WORK REQUIRED ->
The listing below should be printed exactly, every line of it. Skip the pictures.

TASK INPUT ->

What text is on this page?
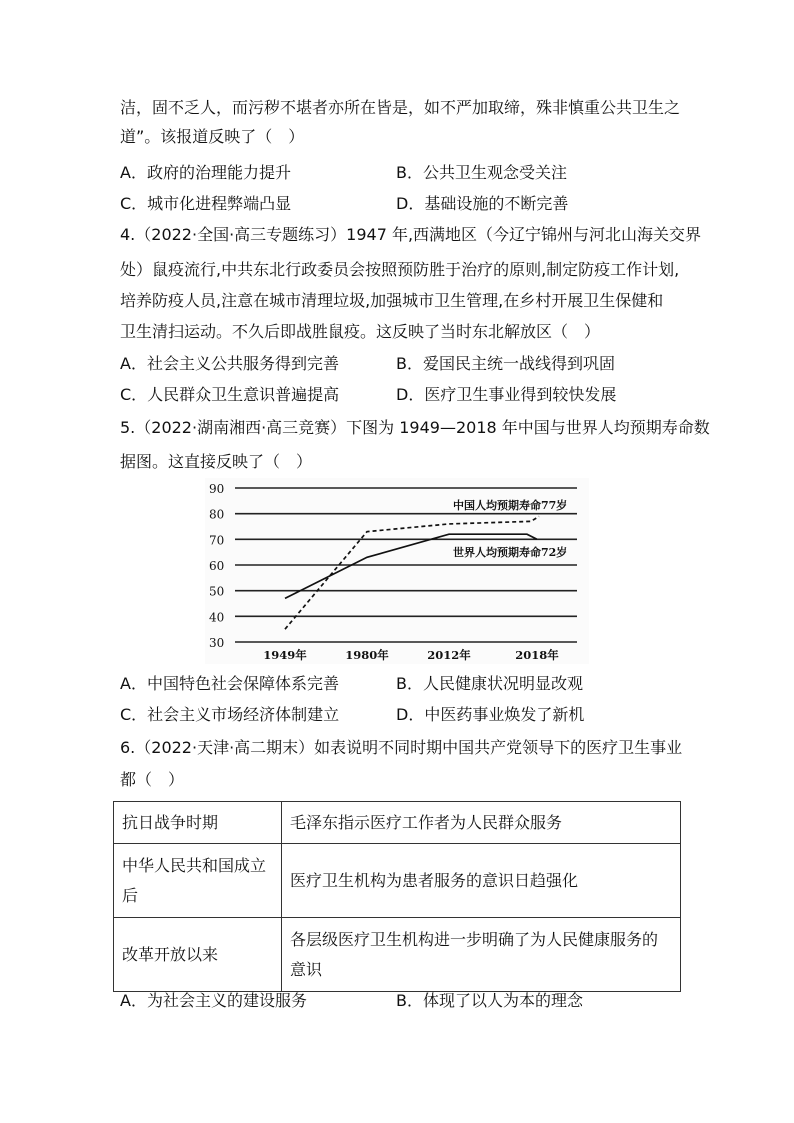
洁，固不乏人，而污秽不堪者亦所在皆是，如不严加取缔，殊非慎重公共卫生之
道”。该报道反映了（　）
A．政府的治理能力提升	B．公共卫生观念受关注
C．城市化进程弊端凸显	D．基础设施的不断完善
4.（2022·全国·高三专题练习）1947 年,西满地区（今辽宁锦州与河北山海关交界
处）鼠疫流行,中共东北行政委员会按照预防胜于治疗的原则,制定防疫工作计划,
培养防疫人员,注意在城市清理垃圾,加强城市卫生管理,在乡村开展卫生保健和
卫生清扫运动。不久后即战胜鼠疫。这反映了当时东北解放区（　）
A．社会主义公共服务得到完善	B．爱国民主统一战线得到巩固
C．人民群众卫生意识普遍提高	D．医疗卫生事业得到较快发展
5.（2022·湖南湘西·高三竞赛）下图为 1949—2018 年中国与世界人均预期寿命数
据图。这直接反映了（　）
90
80
70
60
50
40
30
1949年	1980年	2012年	2018年
中国人均预期寿命77岁
世界人均预期寿命72岁
A．中国特色社会保障体系完善	B．人民健康状况明显改观
C．社会主义市场经济体制建立	D．中医药事业焕发了新机
6.（2022·天津·高二期末）如表说明不同时期中国共产党领导下的医疗卫生事业
都（　）
抗日战争时期	毛泽东指示医疗工作者为人民群众服务

中华人民共和国成立
后	医疗卫生机构为患者服务的意识日趋强化
改革开放以来	各层级医疗卫生机构进一步明确了为人民健康服务的
意识
A．为社会主义的建设服务	B．体现了以人为本的理念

RESULT OF THIS EXERCISE ->
What text is on this page?
洁，固不乏人，而污秽不堪者亦所在皆是，如不严加取缔，殊非慎重公共卫生之
道”。该报道反映了（　）
A．政府的治理能力提升	B．公共卫生观念受关注
C．城市化进程弊端凸显	D．基础设施的不断完善
4.（2022·全国·高三专题练习）1947 年,西满地区（今辽宁锦州与河北山海关交界
处）鼠疫流行,中共东北行政委员会按照预防胜于治疗的原则,制定防疫工作计划,
培养防疫人员,注意在城市清理垃圾,加强城市卫生管理,在乡村开展卫生保健和
卫生清扫运动。不久后即战胜鼠疫。这反映了当时东北解放区（　）
A．社会主义公共服务得到完善	B．爱国民主统一战线得到巩固
C．人民群众卫生意识普遍提高	D．医疗卫生事业得到较快发展
5.（2022·湖南湘西·高三竞赛）下图为 1949—2018 年中国与世界人均预期寿命数
据图。这直接反映了（　）
90
80
70
60
50
40
30
1949年	1980年	2012年	2018年
中国人均预期寿命77岁
世界人均预期寿命72岁
A．中国特色社会保障体系完善	B．人民健康状况明显改观
C．社会主义市场经济体制建立	D．中医药事业焕发了新机
6.（2022·天津·高二期末）如表说明不同时期中国共产党领导下的医疗卫生事业
都（　）
抗日战争时期	毛泽东指示医疗工作者为人民群众服务

中华人民共和国成立
后	医疗卫生机构为患者服务的意识日趋强化
改革开放以来	各层级医疗卫生机构进一步明确了为人民健康服务的
意识
A．为社会主义的建设服务	B．体现了以人为本的理念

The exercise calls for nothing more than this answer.